- [What is asked] Output each line exactly as it appears, skipping any embedded picture.
>>>>
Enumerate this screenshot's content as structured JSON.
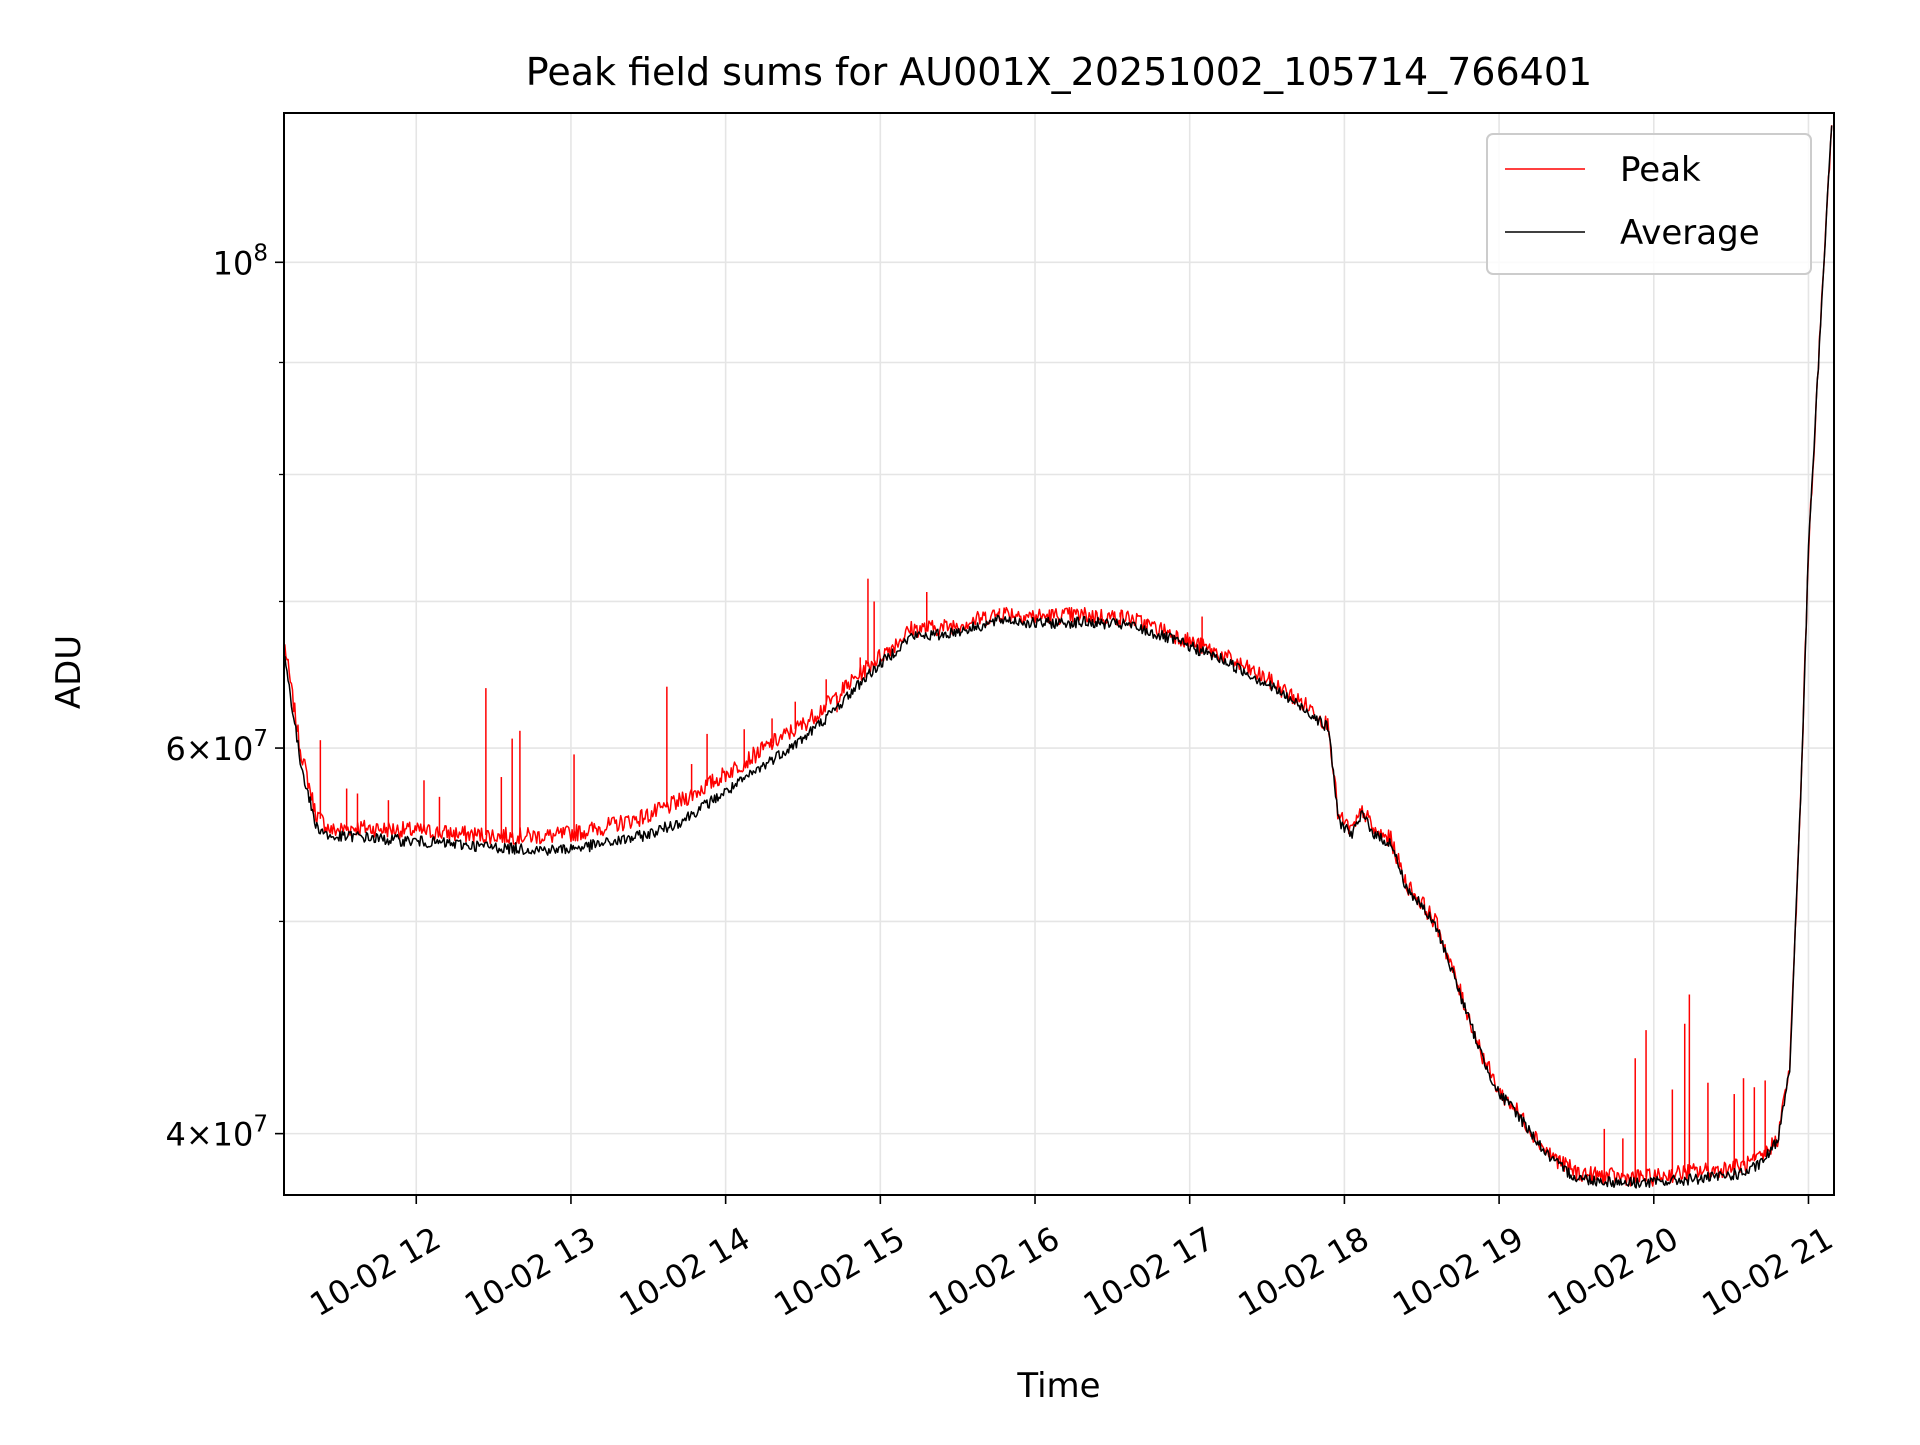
{
  "chart_data": {
    "type": "line",
    "title": "Peak field sums for AU001X_20251002_105714_766401",
    "xlabel": "Time",
    "ylabel": "ADU",
    "yscale": "log",
    "xlim": [
      11.145,
      21.165
    ],
    "ylim": [
      37500000,
      117000000
    ],
    "grid": true,
    "legend_position": "top-right",
    "x_units": "hours since 10-02 00:00",
    "x_ticks": [
      {
        "value": 12,
        "label": "10-02 12"
      },
      {
        "value": 13,
        "label": "10-02 13"
      },
      {
        "value": 14,
        "label": "10-02 14"
      },
      {
        "value": 15,
        "label": "10-02 15"
      },
      {
        "value": 16,
        "label": "10-02 16"
      },
      {
        "value": 17,
        "label": "10-02 17"
      },
      {
        "value": 18,
        "label": "10-02 18"
      },
      {
        "value": 19,
        "label": "10-02 19"
      },
      {
        "value": 20,
        "label": "10-02 20"
      },
      {
        "value": 21,
        "label": "10-02 21"
      }
    ],
    "y_ticks_major": [
      {
        "value": 40000000,
        "base": "4",
        "exp": "7"
      },
      {
        "value": 60000000,
        "base": "6",
        "exp": "7"
      },
      {
        "value": 100000000,
        "base": "10",
        "exp": "8"
      }
    ],
    "y_ticks_minor": [
      50000000,
      70000000,
      80000000,
      90000000
    ],
    "series": [
      {
        "name": "Peak",
        "color": "#ff0000",
        "x": [
          11.15,
          11.25,
          11.35,
          11.45,
          11.6,
          11.8,
          12.0,
          12.3,
          12.6,
          12.9,
          13.1,
          13.3,
          13.5,
          13.7,
          13.9,
          14.1,
          14.3,
          14.5,
          14.7,
          14.9,
          15.1,
          15.2,
          15.4,
          15.6,
          15.8,
          16.0,
          16.3,
          16.6,
          16.9,
          17.2,
          17.5,
          17.8,
          17.9,
          17.96,
          18.05,
          18.12,
          18.2,
          18.3,
          18.4,
          18.5,
          18.6,
          18.7,
          18.8,
          18.9,
          19.0,
          19.1,
          19.2,
          19.3,
          19.4,
          19.5,
          19.6,
          19.8,
          20.0,
          20.2,
          20.4,
          20.6,
          20.7,
          20.8,
          20.88,
          20.95,
          21.0,
          21.05,
          21.1,
          21.15
        ],
        "values": [
          66800000,
          60000000,
          56000000,
          55000000,
          55200000,
          55100000,
          55000000,
          54800000,
          54700000,
          54700000,
          55000000,
          55400000,
          55900000,
          56700000,
          57800000,
          59000000,
          60300000,
          61500000,
          63200000,
          65200000,
          67000000,
          68000000,
          68100000,
          68600000,
          69200000,
          68900000,
          69000000,
          68800000,
          67600000,
          66200000,
          64500000,
          62400000,
          61400000,
          55800000,
          55000000,
          56200000,
          54900000,
          54500000,
          52000000,
          51000000,
          49800000,
          47500000,
          45300000,
          43300000,
          41800000,
          41100000,
          40200000,
          39300000,
          38800000,
          38400000,
          38300000,
          38200000,
          38200000,
          38400000,
          38500000,
          38700000,
          39000000,
          39800000,
          43000000,
          57000000,
          74000000,
          86000000,
          100000000,
          116000000
        ],
        "spikes": [
          {
            "x": 11.38,
            "value": 60500000
          },
          {
            "x": 11.55,
            "value": 57500000
          },
          {
            "x": 11.62,
            "value": 57200000
          },
          {
            "x": 11.82,
            "value": 56800000
          },
          {
            "x": 12.05,
            "value": 58000000
          },
          {
            "x": 12.15,
            "value": 57000000
          },
          {
            "x": 12.45,
            "value": 63900000
          },
          {
            "x": 12.55,
            "value": 58200000
          },
          {
            "x": 12.62,
            "value": 60600000
          },
          {
            "x": 12.67,
            "value": 61100000
          },
          {
            "x": 13.02,
            "value": 59600000
          },
          {
            "x": 13.62,
            "value": 64000000
          },
          {
            "x": 13.78,
            "value": 59000000
          },
          {
            "x": 13.88,
            "value": 60900000
          },
          {
            "x": 14.12,
            "value": 61200000
          },
          {
            "x": 14.3,
            "value": 61900000
          },
          {
            "x": 14.45,
            "value": 63000000
          },
          {
            "x": 14.65,
            "value": 64500000
          },
          {
            "x": 14.72,
            "value": 62300000
          },
          {
            "x": 14.87,
            "value": 66000000
          },
          {
            "x": 14.92,
            "value": 71700000
          },
          {
            "x": 14.96,
            "value": 70000000
          },
          {
            "x": 15.3,
            "value": 70700000
          },
          {
            "x": 15.77,
            "value": 69500000
          },
          {
            "x": 16.55,
            "value": 69200000
          },
          {
            "x": 16.72,
            "value": 68700000
          },
          {
            "x": 17.08,
            "value": 68900000
          },
          {
            "x": 19.68,
            "value": 40200000
          },
          {
            "x": 19.8,
            "value": 39800000
          },
          {
            "x": 19.88,
            "value": 43300000
          },
          {
            "x": 19.95,
            "value": 44600000
          },
          {
            "x": 20.12,
            "value": 41900000
          },
          {
            "x": 20.2,
            "value": 44900000
          },
          {
            "x": 20.23,
            "value": 46300000
          },
          {
            "x": 20.35,
            "value": 42200000
          },
          {
            "x": 20.52,
            "value": 41700000
          },
          {
            "x": 20.58,
            "value": 42400000
          },
          {
            "x": 20.65,
            "value": 42000000
          },
          {
            "x": 20.72,
            "value": 42300000
          }
        ]
      },
      {
        "name": "Average",
        "color": "#000000",
        "x": [
          11.15,
          11.25,
          11.35,
          11.45,
          11.6,
          11.8,
          12.0,
          12.3,
          12.6,
          12.9,
          13.1,
          13.3,
          13.5,
          13.7,
          13.9,
          14.1,
          14.3,
          14.5,
          14.7,
          14.9,
          15.1,
          15.2,
          15.4,
          15.6,
          15.8,
          16.0,
          16.3,
          16.6,
          16.9,
          17.2,
          17.5,
          17.8,
          17.9,
          17.96,
          18.05,
          18.12,
          18.2,
          18.3,
          18.4,
          18.5,
          18.6,
          18.7,
          18.8,
          18.9,
          19.0,
          19.1,
          19.2,
          19.3,
          19.4,
          19.5,
          19.6,
          19.8,
          20.0,
          20.2,
          20.4,
          20.6,
          20.7,
          20.8,
          20.88,
          20.95,
          21.0,
          21.05,
          21.1,
          21.15
        ],
        "values": [
          66000000,
          59200000,
          55300000,
          54600000,
          54700000,
          54500000,
          54400000,
          54200000,
          54000000,
          53900000,
          54100000,
          54400000,
          54800000,
          55500000,
          56700000,
          57900000,
          59300000,
          60600000,
          62400000,
          64600000,
          66500000,
          67500000,
          67600000,
          68100000,
          68700000,
          68400000,
          68500000,
          68300000,
          67200000,
          65900000,
          64200000,
          62100000,
          61200000,
          55600000,
          54800000,
          56000000,
          54700000,
          54300000,
          51800000,
          50800000,
          49600000,
          47400000,
          45200000,
          43200000,
          41700000,
          41000000,
          40100000,
          39200000,
          38600000,
          38200000,
          38100000,
          38000000,
          38000000,
          38100000,
          38200000,
          38400000,
          38800000,
          39700000,
          43000000,
          57000000,
          74000000,
          86000000,
          100000000,
          116000000
        ]
      }
    ]
  }
}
<<<<
- [Solution below]
Enumerate this screenshot's content as structured JSON.
{
  "chart_data": {
    "type": "line",
    "title": "Peak field sums for AU001X_20251002_105714_766401",
    "xlabel": "Time",
    "ylabel": "ADU",
    "yscale": "log",
    "xlim": [
      11.145,
      21.165
    ],
    "ylim": [
      37500000,
      117000000
    ],
    "grid": true,
    "legend_position": "top-right",
    "x_units": "hours since 10-02 00:00",
    "x_ticks": [
      {
        "value": 12,
        "label": "10-02 12"
      },
      {
        "value": 13,
        "label": "10-02 13"
      },
      {
        "value": 14,
        "label": "10-02 14"
      },
      {
        "value": 15,
        "label": "10-02 15"
      },
      {
        "value": 16,
        "label": "10-02 16"
      },
      {
        "value": 17,
        "label": "10-02 17"
      },
      {
        "value": 18,
        "label": "10-02 18"
      },
      {
        "value": 19,
        "label": "10-02 19"
      },
      {
        "value": 20,
        "label": "10-02 20"
      },
      {
        "value": 21,
        "label": "10-02 21"
      }
    ],
    "y_ticks_major": [
      {
        "value": 40000000,
        "base": "4",
        "exp": "7"
      },
      {
        "value": 60000000,
        "base": "6",
        "exp": "7"
      },
      {
        "value": 100000000,
        "base": "10",
        "exp": "8"
      }
    ],
    "y_ticks_minor": [
      50000000,
      70000000,
      80000000,
      90000000
    ],
    "series": [
      {
        "name": "Peak",
        "color": "#ff0000",
        "x": [
          11.15,
          11.25,
          11.35,
          11.45,
          11.6,
          11.8,
          12.0,
          12.3,
          12.6,
          12.9,
          13.1,
          13.3,
          13.5,
          13.7,
          13.9,
          14.1,
          14.3,
          14.5,
          14.7,
          14.9,
          15.1,
          15.2,
          15.4,
          15.6,
          15.8,
          16.0,
          16.3,
          16.6,
          16.9,
          17.2,
          17.5,
          17.8,
          17.9,
          17.96,
          18.05,
          18.12,
          18.2,
          18.3,
          18.4,
          18.5,
          18.6,
          18.7,
          18.8,
          18.9,
          19.0,
          19.1,
          19.2,
          19.3,
          19.4,
          19.5,
          19.6,
          19.8,
          20.0,
          20.2,
          20.4,
          20.6,
          20.7,
          20.8,
          20.88,
          20.95,
          21.0,
          21.05,
          21.1,
          21.15
        ],
        "values": [
          66800000,
          60000000,
          56000000,
          55000000,
          55200000,
          55100000,
          55000000,
          54800000,
          54700000,
          54700000,
          55000000,
          55400000,
          55900000,
          56700000,
          57800000,
          59000000,
          60300000,
          61500000,
          63200000,
          65200000,
          67000000,
          68000000,
          68100000,
          68600000,
          69200000,
          68900000,
          69000000,
          68800000,
          67600000,
          66200000,
          64500000,
          62400000,
          61400000,
          55800000,
          55000000,
          56200000,
          54900000,
          54500000,
          52000000,
          51000000,
          49800000,
          47500000,
          45300000,
          43300000,
          41800000,
          41100000,
          40200000,
          39300000,
          38800000,
          38400000,
          38300000,
          38200000,
          38200000,
          38400000,
          38500000,
          38700000,
          39000000,
          39800000,
          43000000,
          57000000,
          74000000,
          86000000,
          100000000,
          116000000
        ],
        "spikes": [
          {
            "x": 11.38,
            "value": 60500000
          },
          {
            "x": 11.55,
            "value": 57500000
          },
          {
            "x": 11.62,
            "value": 57200000
          },
          {
            "x": 11.82,
            "value": 56800000
          },
          {
            "x": 12.05,
            "value": 58000000
          },
          {
            "x": 12.15,
            "value": 57000000
          },
          {
            "x": 12.45,
            "value": 63900000
          },
          {
            "x": 12.55,
            "value": 58200000
          },
          {
            "x": 12.62,
            "value": 60600000
          },
          {
            "x": 12.67,
            "value": 61100000
          },
          {
            "x": 13.02,
            "value": 59600000
          },
          {
            "x": 13.62,
            "value": 64000000
          },
          {
            "x": 13.78,
            "value": 59000000
          },
          {
            "x": 13.88,
            "value": 60900000
          },
          {
            "x": 14.12,
            "value": 61200000
          },
          {
            "x": 14.3,
            "value": 61900000
          },
          {
            "x": 14.45,
            "value": 63000000
          },
          {
            "x": 14.65,
            "value": 64500000
          },
          {
            "x": 14.72,
            "value": 62300000
          },
          {
            "x": 14.87,
            "value": 66000000
          },
          {
            "x": 14.92,
            "value": 71700000
          },
          {
            "x": 14.96,
            "value": 70000000
          },
          {
            "x": 15.3,
            "value": 70700000
          },
          {
            "x": 15.77,
            "value": 69500000
          },
          {
            "x": 16.55,
            "value": 69200000
          },
          {
            "x": 16.72,
            "value": 68700000
          },
          {
            "x": 17.08,
            "value": 68900000
          },
          {
            "x": 19.68,
            "value": 40200000
          },
          {
            "x": 19.8,
            "value": 39800000
          },
          {
            "x": 19.88,
            "value": 43300000
          },
          {
            "x": 19.95,
            "value": 44600000
          },
          {
            "x": 20.12,
            "value": 41900000
          },
          {
            "x": 20.2,
            "value": 44900000
          },
          {
            "x": 20.23,
            "value": 46300000
          },
          {
            "x": 20.35,
            "value": 42200000
          },
          {
            "x": 20.52,
            "value": 41700000
          },
          {
            "x": 20.58,
            "value": 42400000
          },
          {
            "x": 20.65,
            "value": 42000000
          },
          {
            "x": 20.72,
            "value": 42300000
          }
        ]
      },
      {
        "name": "Average",
        "color": "#000000",
        "x": [
          11.15,
          11.25,
          11.35,
          11.45,
          11.6,
          11.8,
          12.0,
          12.3,
          12.6,
          12.9,
          13.1,
          13.3,
          13.5,
          13.7,
          13.9,
          14.1,
          14.3,
          14.5,
          14.7,
          14.9,
          15.1,
          15.2,
          15.4,
          15.6,
          15.8,
          16.0,
          16.3,
          16.6,
          16.9,
          17.2,
          17.5,
          17.8,
          17.9,
          17.96,
          18.05,
          18.12,
          18.2,
          18.3,
          18.4,
          18.5,
          18.6,
          18.7,
          18.8,
          18.9,
          19.0,
          19.1,
          19.2,
          19.3,
          19.4,
          19.5,
          19.6,
          19.8,
          20.0,
          20.2,
          20.4,
          20.6,
          20.7,
          20.8,
          20.88,
          20.95,
          21.0,
          21.05,
          21.1,
          21.15
        ],
        "values": [
          66000000,
          59200000,
          55300000,
          54600000,
          54700000,
          54500000,
          54400000,
          54200000,
          54000000,
          53900000,
          54100000,
          54400000,
          54800000,
          55500000,
          56700000,
          57900000,
          59300000,
          60600000,
          62400000,
          64600000,
          66500000,
          67500000,
          67600000,
          68100000,
          68700000,
          68400000,
          68500000,
          68300000,
          67200000,
          65900000,
          64200000,
          62100000,
          61200000,
          55600000,
          54800000,
          56000000,
          54700000,
          54300000,
          51800000,
          50800000,
          49600000,
          47400000,
          45200000,
          43200000,
          41700000,
          41000000,
          40100000,
          39200000,
          38600000,
          38200000,
          38100000,
          38000000,
          38000000,
          38100000,
          38200000,
          38400000,
          38800000,
          39700000,
          43000000,
          57000000,
          74000000,
          86000000,
          100000000,
          116000000
        ]
      }
    ]
  }
}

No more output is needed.